■ Directions ■
Output every entry exactly as written, skipping any pictures.

[Start of The data]

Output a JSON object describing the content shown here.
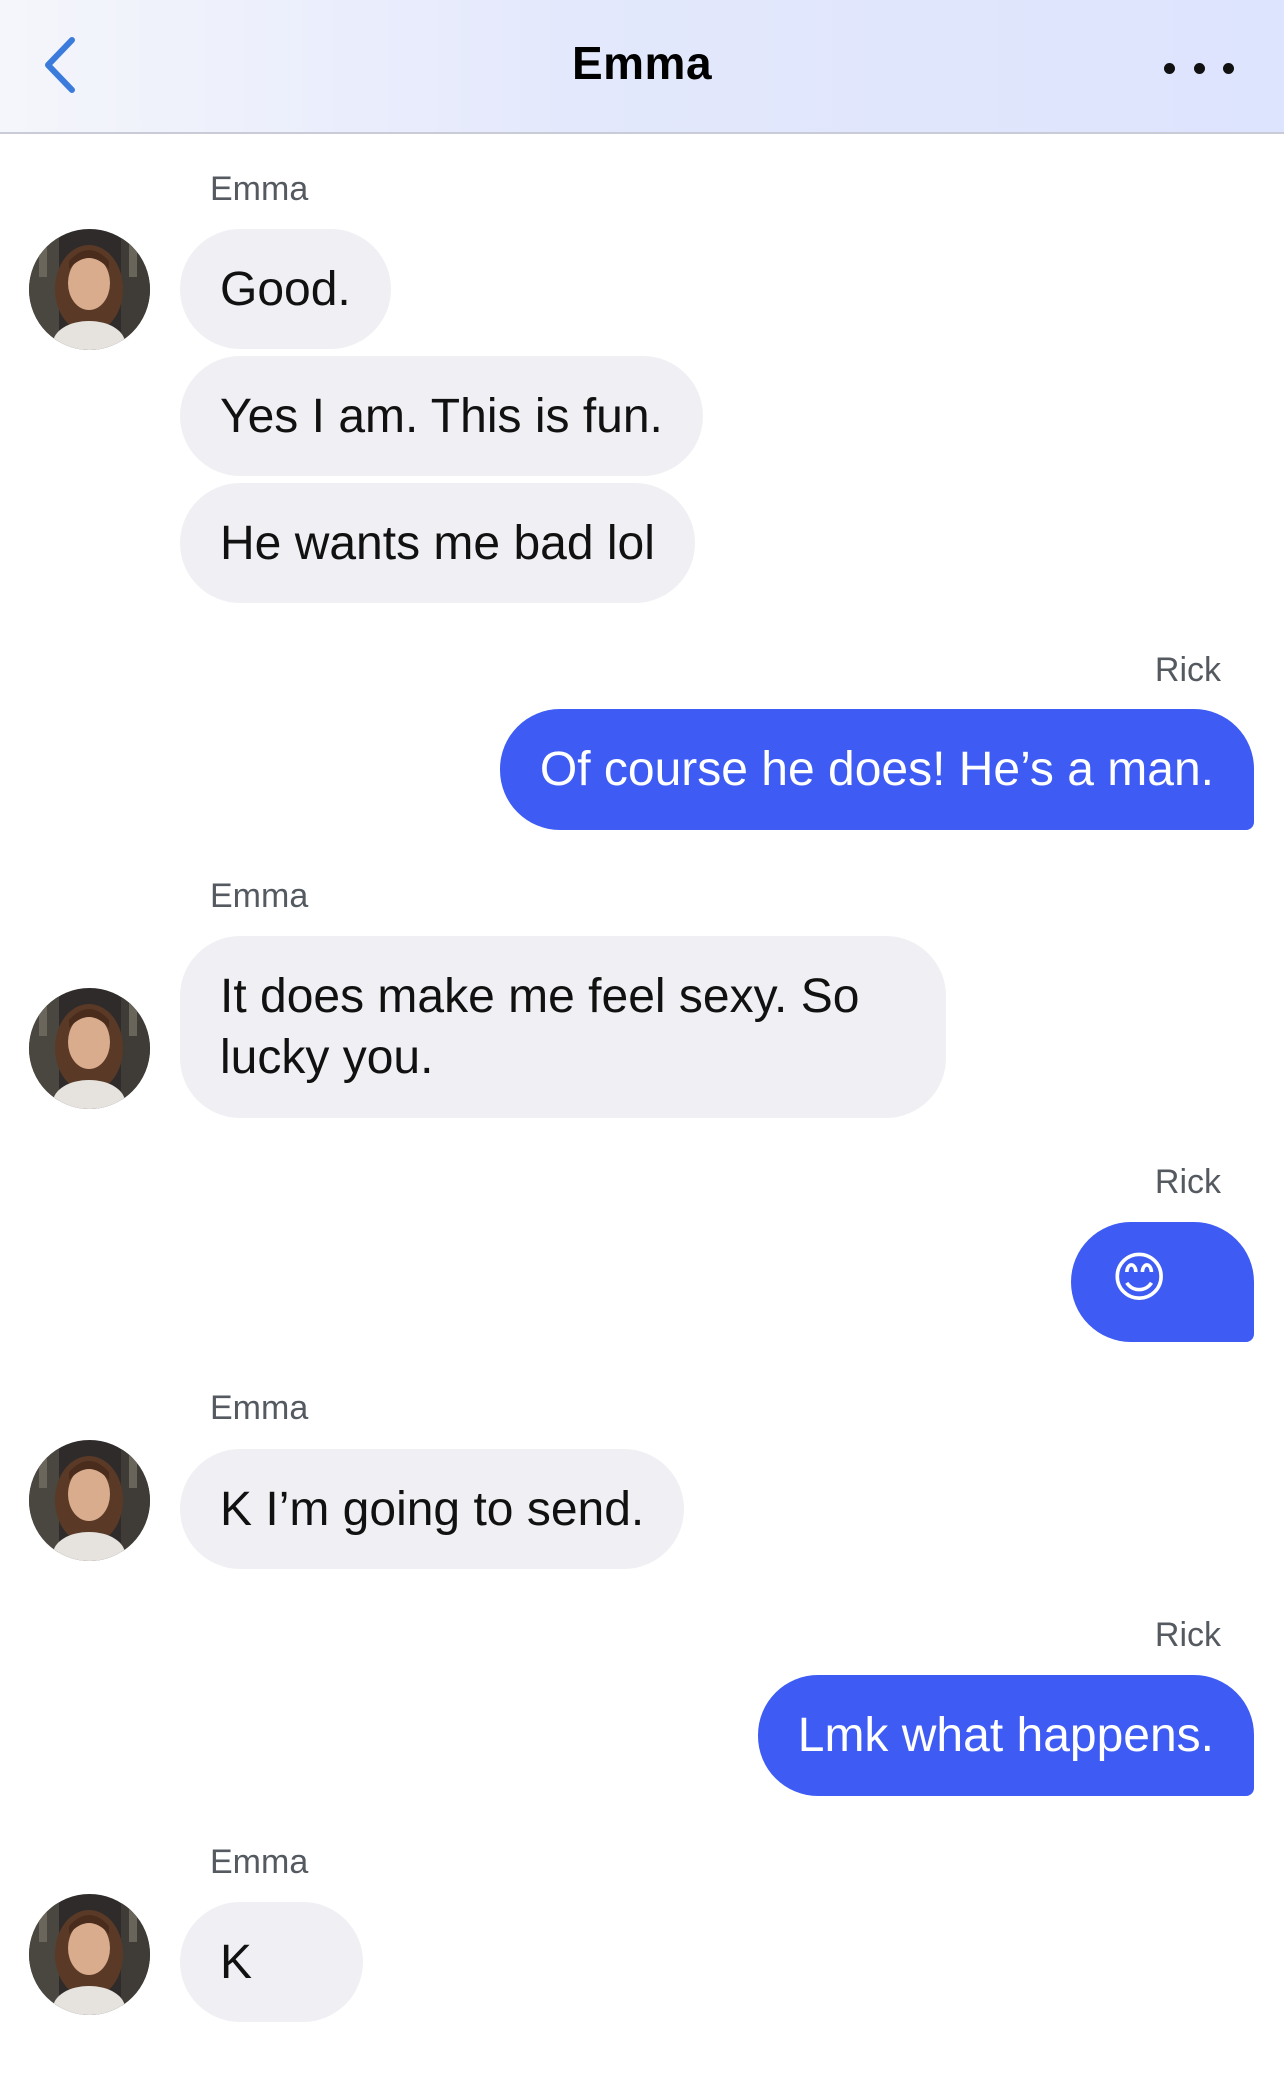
{
  "header": {
    "title": "Emma",
    "back_icon": "chevron-left-icon",
    "more_icon": "more-dots-icon",
    "accent_color": "#3b7bdc"
  },
  "colors": {
    "outgoing_bubble": "#3e5cf4",
    "incoming_bubble": "#f0f0f4"
  },
  "messages": [
    {
      "sender": "Emma",
      "texts": [
        "Good.",
        "Yes I am. This is fun.",
        "He wants me bad lol"
      ]
    },
    {
      "sender": "Rick",
      "texts": [
        "Of course he does! He’s a man."
      ]
    },
    {
      "sender": "Emma",
      "texts": [
        "It does make me feel sexy. So lucky you."
      ]
    },
    {
      "sender": "Rick",
      "texts": [
        "😊"
      ]
    },
    {
      "sender": "Emma",
      "texts": [
        "K I’m going to send."
      ]
    },
    {
      "sender": "Rick",
      "texts": [
        "Lmk what happens."
      ]
    },
    {
      "sender": "Emma",
      "texts": [
        "K"
      ]
    }
  ]
}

[End of The data]

■ Worked solution ■
Output a JSON object describing the content shown here.
{
  "header": {
    "title": "Emma",
    "back_icon": "chevron-left-icon",
    "more_icon": "more-dots-icon",
    "accent_color": "#3b7bdc"
  },
  "colors": {
    "outgoing_bubble": "#3e5cf4",
    "incoming_bubble": "#f0f0f4"
  },
  "messages": [
    {
      "sender": "Emma",
      "texts": [
        "Good.",
        "Yes I am. This is fun.",
        "He wants me bad lol"
      ]
    },
    {
      "sender": "Rick",
      "texts": [
        "Of course he does! He’s a man."
      ]
    },
    {
      "sender": "Emma",
      "texts": [
        "It does make me feel sexy. So lucky you."
      ]
    },
    {
      "sender": "Rick",
      "texts": [
        "😊"
      ]
    },
    {
      "sender": "Emma",
      "texts": [
        "K I’m going to send."
      ]
    },
    {
      "sender": "Rick",
      "texts": [
        "Lmk what happens."
      ]
    },
    {
      "sender": "Emma",
      "texts": [
        "K"
      ]
    }
  ]
}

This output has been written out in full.